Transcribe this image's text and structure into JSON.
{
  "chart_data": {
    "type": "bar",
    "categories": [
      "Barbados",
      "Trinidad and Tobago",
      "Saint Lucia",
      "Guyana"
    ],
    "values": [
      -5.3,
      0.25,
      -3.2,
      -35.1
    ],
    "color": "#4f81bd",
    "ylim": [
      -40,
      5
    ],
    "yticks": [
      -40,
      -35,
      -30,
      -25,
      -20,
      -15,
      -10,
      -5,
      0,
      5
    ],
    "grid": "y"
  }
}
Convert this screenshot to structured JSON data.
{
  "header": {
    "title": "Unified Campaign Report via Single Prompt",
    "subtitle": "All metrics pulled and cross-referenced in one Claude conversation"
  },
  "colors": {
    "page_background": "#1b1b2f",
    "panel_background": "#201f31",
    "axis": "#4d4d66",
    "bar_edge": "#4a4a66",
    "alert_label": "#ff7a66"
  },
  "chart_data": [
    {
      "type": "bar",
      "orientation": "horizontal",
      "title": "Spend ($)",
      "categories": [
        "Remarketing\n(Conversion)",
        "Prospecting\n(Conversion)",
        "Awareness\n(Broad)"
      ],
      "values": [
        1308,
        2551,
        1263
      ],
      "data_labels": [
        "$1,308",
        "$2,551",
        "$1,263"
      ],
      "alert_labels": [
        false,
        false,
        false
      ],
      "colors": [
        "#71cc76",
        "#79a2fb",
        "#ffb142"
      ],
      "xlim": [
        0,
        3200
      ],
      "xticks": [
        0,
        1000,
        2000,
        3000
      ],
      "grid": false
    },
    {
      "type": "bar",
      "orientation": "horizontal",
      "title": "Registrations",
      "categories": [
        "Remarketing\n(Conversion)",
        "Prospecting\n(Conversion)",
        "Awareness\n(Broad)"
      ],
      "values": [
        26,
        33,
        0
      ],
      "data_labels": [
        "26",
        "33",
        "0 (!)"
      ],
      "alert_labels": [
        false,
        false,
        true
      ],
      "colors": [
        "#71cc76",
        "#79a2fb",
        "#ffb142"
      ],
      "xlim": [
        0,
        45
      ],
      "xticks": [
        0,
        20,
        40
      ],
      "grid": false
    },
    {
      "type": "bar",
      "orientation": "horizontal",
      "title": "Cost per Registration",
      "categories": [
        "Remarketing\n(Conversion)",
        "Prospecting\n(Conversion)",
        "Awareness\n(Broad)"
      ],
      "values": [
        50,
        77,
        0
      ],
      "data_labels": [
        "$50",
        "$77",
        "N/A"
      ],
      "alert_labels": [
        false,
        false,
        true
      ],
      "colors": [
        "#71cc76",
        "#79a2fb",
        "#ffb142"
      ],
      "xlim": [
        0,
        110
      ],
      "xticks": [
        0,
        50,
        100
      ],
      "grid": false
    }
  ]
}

TASK BRIEF:
Output every record above exactly as it appears.

RESULT OF THE TASK:
Transcribe this image's text and structure into JSON.
{
  "chart_data": {
    "type": "bar",
    "categories": [
      "Barbados",
      "Trinidad and Tobago",
      "Saint Lucia",
      "Guyana"
    ],
    "values": [
      -5.3,
      0.25,
      -3.2,
      -35.1
    ],
    "color": "#4f81bd",
    "ylim": [
      -40,
      5
    ],
    "yticks": [
      -40,
      -35,
      -30,
      -25,
      -20,
      -15,
      -10,
      -5,
      0,
      5
    ],
    "grid": "y"
  }
}
Convert this screenshot to structured JSON data.
{
  "header": {
    "title": "Unified Campaign Report via Single Prompt",
    "subtitle": "All metrics pulled and cross-referenced in one Claude conversation"
  },
  "colors": {
    "page_background": "#1b1b2f",
    "panel_background": "#201f31",
    "axis": "#4d4d66",
    "bar_edge": "#4a4a66",
    "alert_label": "#ff7a66"
  },
  "chart_data": [
    {
      "type": "bar",
      "orientation": "horizontal",
      "title": "Spend ($)",
      "categories": [
        "Remarketing\n(Conversion)",
        "Prospecting\n(Conversion)",
        "Awareness\n(Broad)"
      ],
      "values": [
        1308,
        2551,
        1263
      ],
      "data_labels": [
        "$1,308",
        "$2,551",
        "$1,263"
      ],
      "alert_labels": [
        false,
        false,
        false
      ],
      "colors": [
        "#71cc76",
        "#79a2fb",
        "#ffb142"
      ],
      "xlim": [
        0,
        3200
      ],
      "xticks": [
        0,
        1000,
        2000,
        3000
      ],
      "grid": false
    },
    {
      "type": "bar",
      "orientation": "horizontal",
      "title": "Registrations",
      "categories": [
        "Remarketing\n(Conversion)",
        "Prospecting\n(Conversion)",
        "Awareness\n(Broad)"
      ],
      "values": [
        26,
        33,
        0
      ],
      "data_labels": [
        "26",
        "33",
        "0 (!)"
      ],
      "alert_labels": [
        false,
        false,
        true
      ],
      "colors": [
        "#71cc76",
        "#79a2fb",
        "#ffb142"
      ],
      "xlim": [
        0,
        45
      ],
      "xticks": [
        0,
        20,
        40
      ],
      "grid": false
    },
    {
      "type": "bar",
      "orientation": "horizontal",
      "title": "Cost per Registration",
      "categories": [
        "Remarketing\n(Conversion)",
        "Prospecting\n(Conversion)",
        "Awareness\n(Broad)"
      ],
      "values": [
        50,
        77,
        0
      ],
      "data_labels": [
        "$50",
        "$77",
        "N/A"
      ],
      "alert_labels": [
        false,
        false,
        true
      ],
      "colors": [
        "#71cc76",
        "#79a2fb",
        "#ffb142"
      ],
      "xlim": [
        0,
        110
      ],
      "xticks": [
        0,
        50,
        100
      ],
      "grid": false
    }
  ]
}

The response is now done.